• EXERCISE DESCRIPTION
Transcribe every record without leaving anything out or changing a word.

··· EXTRACTED MATERIAL ···

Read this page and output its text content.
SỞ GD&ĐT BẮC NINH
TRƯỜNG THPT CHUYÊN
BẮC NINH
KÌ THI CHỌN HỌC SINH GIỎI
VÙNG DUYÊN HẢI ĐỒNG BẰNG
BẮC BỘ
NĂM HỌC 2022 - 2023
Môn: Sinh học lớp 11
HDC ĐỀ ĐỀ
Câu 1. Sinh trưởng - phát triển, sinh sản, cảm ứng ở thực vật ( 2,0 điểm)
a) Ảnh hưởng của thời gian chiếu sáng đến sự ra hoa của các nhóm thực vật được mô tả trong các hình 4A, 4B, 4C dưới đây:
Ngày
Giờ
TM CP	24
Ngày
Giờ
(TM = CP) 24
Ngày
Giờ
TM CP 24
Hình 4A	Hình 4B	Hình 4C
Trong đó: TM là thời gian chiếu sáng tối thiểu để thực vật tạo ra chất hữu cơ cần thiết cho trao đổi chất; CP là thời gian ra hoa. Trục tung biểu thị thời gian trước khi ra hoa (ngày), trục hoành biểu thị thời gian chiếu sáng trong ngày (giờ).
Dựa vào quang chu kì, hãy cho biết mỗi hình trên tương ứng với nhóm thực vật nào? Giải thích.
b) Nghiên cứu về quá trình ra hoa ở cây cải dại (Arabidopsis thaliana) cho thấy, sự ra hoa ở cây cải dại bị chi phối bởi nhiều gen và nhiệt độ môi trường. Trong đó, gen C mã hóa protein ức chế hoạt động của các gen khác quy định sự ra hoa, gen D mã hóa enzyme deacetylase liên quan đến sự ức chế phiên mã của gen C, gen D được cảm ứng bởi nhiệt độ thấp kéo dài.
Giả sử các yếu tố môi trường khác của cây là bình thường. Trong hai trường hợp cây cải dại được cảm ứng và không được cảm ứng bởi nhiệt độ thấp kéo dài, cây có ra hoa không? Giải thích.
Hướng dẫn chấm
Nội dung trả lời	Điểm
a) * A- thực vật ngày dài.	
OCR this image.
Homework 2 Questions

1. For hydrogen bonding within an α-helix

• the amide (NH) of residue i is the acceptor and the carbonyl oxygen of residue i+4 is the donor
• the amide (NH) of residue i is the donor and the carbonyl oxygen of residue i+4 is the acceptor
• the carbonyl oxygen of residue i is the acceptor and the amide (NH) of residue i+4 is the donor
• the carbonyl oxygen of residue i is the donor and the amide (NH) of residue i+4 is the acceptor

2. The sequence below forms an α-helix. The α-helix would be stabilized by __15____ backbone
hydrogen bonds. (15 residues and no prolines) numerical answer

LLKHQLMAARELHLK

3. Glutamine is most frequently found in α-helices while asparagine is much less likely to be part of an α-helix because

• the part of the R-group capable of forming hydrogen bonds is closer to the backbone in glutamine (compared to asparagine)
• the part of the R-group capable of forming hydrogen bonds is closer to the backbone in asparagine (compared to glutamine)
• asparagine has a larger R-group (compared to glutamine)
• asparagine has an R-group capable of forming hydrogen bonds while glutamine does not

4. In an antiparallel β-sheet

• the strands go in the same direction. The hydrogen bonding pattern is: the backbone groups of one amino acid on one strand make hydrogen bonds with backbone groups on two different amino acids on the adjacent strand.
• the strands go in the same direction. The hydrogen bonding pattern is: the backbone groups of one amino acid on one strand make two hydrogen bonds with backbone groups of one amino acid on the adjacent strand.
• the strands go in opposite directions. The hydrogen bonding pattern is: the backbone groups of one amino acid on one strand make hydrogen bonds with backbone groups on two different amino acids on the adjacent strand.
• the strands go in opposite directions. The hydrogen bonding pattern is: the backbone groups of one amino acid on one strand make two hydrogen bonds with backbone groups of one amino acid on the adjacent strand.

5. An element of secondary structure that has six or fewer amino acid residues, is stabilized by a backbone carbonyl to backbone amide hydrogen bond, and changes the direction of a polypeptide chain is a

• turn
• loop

···

• PROBLEM SOLUTION
Read this page and output its text content.
SỞ GD&ĐT BẮC NINH
TRƯỜNG THPT CHUYÊN
BẮC NINH
KÌ THI CHỌN HỌC SINH GIỎI
VÙNG DUYÊN HẢI ĐỒNG BẰNG
BẮC BỘ
NĂM HỌC 2022 - 2023
Môn: Sinh học lớp 11
HDC ĐỀ ĐỀ
Câu 1. Sinh trưởng - phát triển, sinh sản, cảm ứng ở thực vật ( 2,0 điểm)
a) Ảnh hưởng của thời gian chiếu sáng đến sự ra hoa của các nhóm thực vật được mô tả trong các hình 4A, 4B, 4C dưới đây:
Ngày
Giờ
TM CP	24
Ngày
Giờ
(TM = CP) 24
Ngày
Giờ
TM CP 24
Hình 4A	Hình 4B	Hình 4C
Trong đó: TM là thời gian chiếu sáng tối thiểu để thực vật tạo ra chất hữu cơ cần thiết cho trao đổi chất; CP là thời gian ra hoa. Trục tung biểu thị thời gian trước khi ra hoa (ngày), trục hoành biểu thị thời gian chiếu sáng trong ngày (giờ).
Dựa vào quang chu kì, hãy cho biết mỗi hình trên tương ứng với nhóm thực vật nào? Giải thích.
b) Nghiên cứu về quá trình ra hoa ở cây cải dại (Arabidopsis thaliana) cho thấy, sự ra hoa ở cây cải dại bị chi phối bởi nhiều gen và nhiệt độ môi trường. Trong đó, gen C mã hóa protein ức chế hoạt động của các gen khác quy định sự ra hoa, gen D mã hóa enzyme deacetylase liên quan đến sự ức chế phiên mã của gen C, gen D được cảm ứng bởi nhiệt độ thấp kéo dài.
Giả sử các yếu tố môi trường khác của cây là bình thường. Trong hai trường hợp cây cải dại được cảm ứng và không được cảm ứng bởi nhiệt độ thấp kéo dài, cây có ra hoa không? Giải thích.
Hướng dẫn chấm
Nội dung trả lời	Điểm
a) * A- thực vật ngày dài.	
OCR this image.
Homework 2 Questions

1. For hydrogen bonding within an α-helix

• the amide (NH) of residue i is the acceptor and the carbonyl oxygen of residue i+4 is the donor
• the amide (NH) of residue i is the donor and the carbonyl oxygen of residue i+4 is the acceptor
• the carbonyl oxygen of residue i is the acceptor and the amide (NH) of residue i+4 is the donor
• the carbonyl oxygen of residue i is the donor and the amide (NH) of residue i+4 is the acceptor

2. The sequence below forms an α-helix. The α-helix would be stabilized by __15____ backbone
hydrogen bonds. (15 residues and no prolines) numerical answer

LLKHQLMAARELHLK

3. Glutamine is most frequently found in α-helices while asparagine is much less likely to be part of an α-helix because

• the part of the R-group capable of forming hydrogen bonds is closer to the backbone in glutamine (compared to asparagine)
• the part of the R-group capable of forming hydrogen bonds is closer to the backbone in asparagine (compared to glutamine)
• asparagine has a larger R-group (compared to glutamine)
• asparagine has an R-group capable of forming hydrogen bonds while glutamine does not

4. In an antiparallel β-sheet

• the strands go in the same direction. The hydrogen bonding pattern is: the backbone groups of one amino acid on one strand make hydrogen bonds with backbone groups on two different amino acids on the adjacent strand.
• the strands go in the same direction. The hydrogen bonding pattern is: the backbone groups of one amino acid on one strand make two hydrogen bonds with backbone groups of one amino acid on the adjacent strand.
• the strands go in opposite directions. The hydrogen bonding pattern is: the backbone groups of one amino acid on one strand make hydrogen bonds with backbone groups on two different amino acids on the adjacent strand.
• the strands go in opposite directions. The hydrogen bonding pattern is: the backbone groups of one amino acid on one strand make two hydrogen bonds with backbone groups of one amino acid on the adjacent strand.

5. An element of secondary structure that has six or fewer amino acid residues, is stabilized by a backbone carbonyl to backbone amide hydrogen bond, and changes the direction of a polypeptide chain is a

• turn
• loop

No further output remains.